_TASKS TO CARRY OUT:_
1) According to the article on new EEOC and NLRB rules for employers, on what date did the EEOC issue its guidelines on criminal background checks?
2) Pick up the article on new EEOC and NLRB rules for employers where it stops, and continue it.

TEXT Block Start

• EEOC and NLRB Impose New Rules on Employers
  • May 11, 2012 | Authors: Eric J. Lubochinski; Jarad M. Lucan; Saranne P. Murray
  • Law Firms: Shipman & Goodwin LLP - Stamford Office ; Shipman & Goodwin LLP - Hartford Office
  • New state and federal laws add complications for employers almost every year.  But sometimes these issues are created not by legislation, but by administrative fiat of one government agency or another.  Several such changes have occurred just within the past few days. 

    The EEOC issued guidelines on April 25 warning employers that if they order or conduct a criminal background check on applicants, they must be prepared to prove that any criminal conviction or arrest that turns up and is used in making a hiring decision is related to the job for which the candidate is applying.  Most employers disregard arrest records anyway, since they don’t prove guilt, but the EEOC’s guidelines create a new risk with respect to criminal conviction records. If an applicant with a conviction record is turned down, the employer will now have to prove that either the conviction was job related, or the applicant was turned down for some other lawful reason.  It is also important to remember that Connecticut has a statute that encourages employers to hire those who have paid their debt to society.

    Just a day earlier, the EEOC released a decision stating that Title VII’s prohibition against sex discrimination covers transgender bias as well.  “Transgender” is a term with a somewhat fluid definition, encompassing any individual who presents as, or identifies with, a gender other than that assigned genetically at birth.  While various states (including Connecticut) have statutory prohibitions against transgender discrimination, the EEOC’s position applies the same principles to federal law, even though it does not specifically mention transgender as a protected classification.

TEXT Block End
SOURCE MATERIAL Block Start

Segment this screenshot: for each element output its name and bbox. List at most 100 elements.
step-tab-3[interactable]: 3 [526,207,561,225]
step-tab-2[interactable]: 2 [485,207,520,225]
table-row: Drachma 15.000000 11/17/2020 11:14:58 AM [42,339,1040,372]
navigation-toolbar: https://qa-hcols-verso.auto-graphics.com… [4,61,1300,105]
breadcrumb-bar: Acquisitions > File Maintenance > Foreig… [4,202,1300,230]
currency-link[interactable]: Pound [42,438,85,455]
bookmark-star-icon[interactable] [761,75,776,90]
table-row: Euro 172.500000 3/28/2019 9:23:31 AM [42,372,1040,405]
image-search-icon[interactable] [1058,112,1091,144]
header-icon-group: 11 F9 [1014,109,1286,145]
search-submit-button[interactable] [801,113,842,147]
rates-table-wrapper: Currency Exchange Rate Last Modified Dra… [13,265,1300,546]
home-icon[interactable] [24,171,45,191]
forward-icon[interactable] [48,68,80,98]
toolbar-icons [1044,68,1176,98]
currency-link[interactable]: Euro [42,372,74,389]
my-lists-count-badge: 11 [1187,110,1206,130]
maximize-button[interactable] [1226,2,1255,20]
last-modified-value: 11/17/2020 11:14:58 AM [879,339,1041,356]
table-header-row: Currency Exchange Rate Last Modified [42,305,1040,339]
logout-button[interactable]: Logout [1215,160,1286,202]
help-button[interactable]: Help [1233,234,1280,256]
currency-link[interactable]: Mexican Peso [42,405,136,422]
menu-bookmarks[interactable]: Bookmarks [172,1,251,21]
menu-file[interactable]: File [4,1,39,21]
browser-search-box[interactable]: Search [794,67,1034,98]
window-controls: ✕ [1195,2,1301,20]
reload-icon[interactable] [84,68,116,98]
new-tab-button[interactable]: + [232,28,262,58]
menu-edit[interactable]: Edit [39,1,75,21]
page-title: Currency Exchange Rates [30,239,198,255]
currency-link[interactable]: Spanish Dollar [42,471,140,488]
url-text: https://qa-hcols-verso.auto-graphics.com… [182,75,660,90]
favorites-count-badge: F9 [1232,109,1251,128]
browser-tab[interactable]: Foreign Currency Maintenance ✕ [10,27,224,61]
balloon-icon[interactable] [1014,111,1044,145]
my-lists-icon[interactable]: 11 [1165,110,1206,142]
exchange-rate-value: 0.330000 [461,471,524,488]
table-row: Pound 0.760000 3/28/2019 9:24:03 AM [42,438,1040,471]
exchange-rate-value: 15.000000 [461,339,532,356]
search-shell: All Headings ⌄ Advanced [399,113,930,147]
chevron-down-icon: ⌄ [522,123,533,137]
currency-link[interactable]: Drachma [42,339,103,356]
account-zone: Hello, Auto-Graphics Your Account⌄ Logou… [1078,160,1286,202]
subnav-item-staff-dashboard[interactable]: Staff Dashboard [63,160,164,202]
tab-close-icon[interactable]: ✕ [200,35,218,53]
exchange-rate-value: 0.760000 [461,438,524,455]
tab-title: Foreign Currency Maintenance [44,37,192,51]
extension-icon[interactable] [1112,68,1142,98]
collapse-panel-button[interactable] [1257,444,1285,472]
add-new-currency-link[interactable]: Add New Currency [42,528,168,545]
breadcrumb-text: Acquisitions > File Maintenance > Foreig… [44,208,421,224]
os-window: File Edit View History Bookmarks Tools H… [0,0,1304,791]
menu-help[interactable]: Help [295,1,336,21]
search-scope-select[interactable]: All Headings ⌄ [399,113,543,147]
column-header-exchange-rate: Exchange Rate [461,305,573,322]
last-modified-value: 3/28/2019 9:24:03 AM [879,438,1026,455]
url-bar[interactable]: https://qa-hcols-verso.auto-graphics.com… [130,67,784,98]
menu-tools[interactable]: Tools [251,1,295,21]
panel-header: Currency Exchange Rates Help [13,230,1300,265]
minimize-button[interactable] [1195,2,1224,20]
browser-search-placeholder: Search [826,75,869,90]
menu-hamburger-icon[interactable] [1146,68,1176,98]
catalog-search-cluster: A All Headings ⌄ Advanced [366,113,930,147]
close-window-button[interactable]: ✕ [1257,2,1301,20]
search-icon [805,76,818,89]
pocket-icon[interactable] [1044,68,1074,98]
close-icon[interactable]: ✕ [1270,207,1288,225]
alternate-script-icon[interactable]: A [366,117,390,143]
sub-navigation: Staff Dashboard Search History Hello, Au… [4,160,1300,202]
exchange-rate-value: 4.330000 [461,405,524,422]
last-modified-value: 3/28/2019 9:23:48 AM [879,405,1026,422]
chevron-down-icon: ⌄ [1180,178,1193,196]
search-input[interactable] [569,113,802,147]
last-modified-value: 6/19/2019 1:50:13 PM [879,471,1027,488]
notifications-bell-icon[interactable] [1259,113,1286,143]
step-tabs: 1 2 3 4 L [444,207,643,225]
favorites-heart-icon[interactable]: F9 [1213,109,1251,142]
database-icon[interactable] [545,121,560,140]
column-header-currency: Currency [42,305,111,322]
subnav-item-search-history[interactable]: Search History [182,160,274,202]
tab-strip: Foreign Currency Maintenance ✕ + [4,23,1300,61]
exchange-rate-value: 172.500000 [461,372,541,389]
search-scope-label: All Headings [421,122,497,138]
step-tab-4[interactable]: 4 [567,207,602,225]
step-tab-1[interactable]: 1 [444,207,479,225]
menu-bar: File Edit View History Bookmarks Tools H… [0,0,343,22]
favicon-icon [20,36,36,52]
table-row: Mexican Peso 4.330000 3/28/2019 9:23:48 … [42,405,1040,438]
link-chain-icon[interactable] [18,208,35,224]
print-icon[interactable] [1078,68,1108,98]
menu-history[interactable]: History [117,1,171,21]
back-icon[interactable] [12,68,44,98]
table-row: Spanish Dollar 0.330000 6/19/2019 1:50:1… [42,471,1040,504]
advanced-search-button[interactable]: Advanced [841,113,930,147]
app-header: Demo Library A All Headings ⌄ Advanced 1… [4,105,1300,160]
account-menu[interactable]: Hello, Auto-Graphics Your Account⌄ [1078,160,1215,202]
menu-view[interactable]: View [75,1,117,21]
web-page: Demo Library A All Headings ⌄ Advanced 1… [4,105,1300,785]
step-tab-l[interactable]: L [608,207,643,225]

SOURCE MATERIAL Block End

_EXPECTED RESPONSES:_
1) April 25

2)
    Undeterred by judicial action blocking its controversial employee rights posting requirement, on April 30 the NLRB adopted new procedures for the processing of union election petitions, clearing the way for what some have called “ambush” or “quickie” elections.  In fact, while the new rules don’t specifically include shortened timeframes, they do eliminate the longstanding policy that no election should be scheduled within 25 days of the date on which it is ordered.  Additionally, several other changes will inevitably speed up the process.  These include:

    • Limiting pre-election hearings to determining whether a question of representation exists;
    • Requiring approval of the hearing officer in order to submit post-hearing briefs;
    • Postponing appeals of regional office decisions until after the election is conducted; and
    • Making NLRB review of post-election disputes discretionary.

    Recent statistics show that on average, 38 days elapse between the filing of a union election petition and the date of the election.  Observers predict a reduction of at least a week or two in that timeframe as a result of these changes, which will reduce the opportunity an employer has to communicate with employees about what life under a union could be like.

    With Congress in gridlock over one issue after another, employers now have to look over their other shoulder to watch what federal agencies are doing to expand the scope of worker protections.